■ Task details:
Extract the full listing verbatim and drop any pictures from your copy.

■ Extracted records:
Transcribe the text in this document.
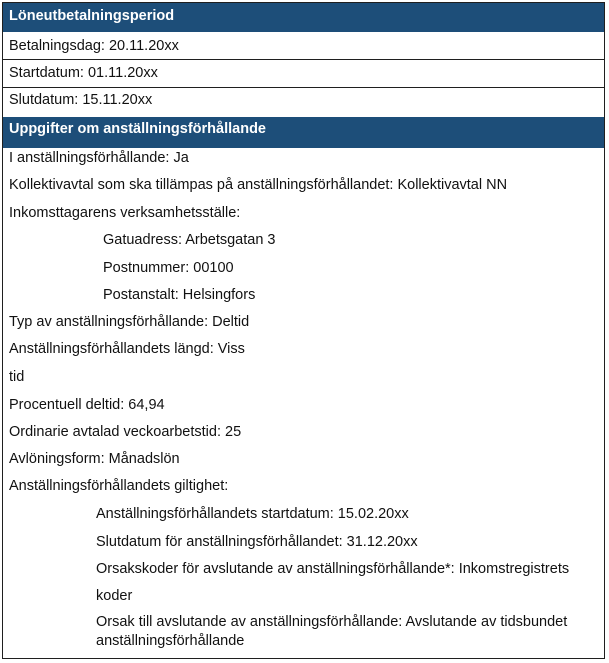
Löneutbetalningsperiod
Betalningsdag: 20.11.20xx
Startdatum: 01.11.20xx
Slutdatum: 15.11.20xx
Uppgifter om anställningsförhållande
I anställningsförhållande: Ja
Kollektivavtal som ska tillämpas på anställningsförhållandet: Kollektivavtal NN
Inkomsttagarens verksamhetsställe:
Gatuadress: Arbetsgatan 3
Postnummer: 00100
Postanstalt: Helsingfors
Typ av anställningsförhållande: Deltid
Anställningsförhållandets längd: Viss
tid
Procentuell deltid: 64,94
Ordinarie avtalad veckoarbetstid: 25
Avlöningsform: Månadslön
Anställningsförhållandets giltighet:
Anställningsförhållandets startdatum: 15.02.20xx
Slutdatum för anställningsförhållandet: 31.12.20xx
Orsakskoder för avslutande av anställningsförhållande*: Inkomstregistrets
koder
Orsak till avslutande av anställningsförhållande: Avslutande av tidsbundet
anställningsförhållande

■ Complete output:
Transcribe the text in this document.
Löneutbetalningsperiod
Betalningsdag: 20.11.20xx
Startdatum: 01.11.20xx
Slutdatum: 15.11.20xx
Uppgifter om anställningsförhållande
I anställningsförhållande: Ja
Kollektivavtal som ska tillämpas på anställningsförhållandet: Kollektivavtal NN
Inkomsttagarens verksamhetsställe:
Gatuadress: Arbetsgatan 3
Postnummer: 00100
Postanstalt: Helsingfors
Typ av anställningsförhållande: Deltid
Anställningsförhållandets längd: Viss
tid
Procentuell deltid: 64,94
Ordinarie avtalad veckoarbetstid: 25
Avlöningsform: Månadslön
Anställningsförhållandets giltighet:
Anställningsförhållandets startdatum: 15.02.20xx
Slutdatum för anställningsförhållandet: 31.12.20xx
Orsakskoder för avslutande av anställningsförhållande*: Inkomstregistrets
koder
Orsak till avslutande av anställningsförhållande: Avslutande av tidsbundet
anställningsförhållande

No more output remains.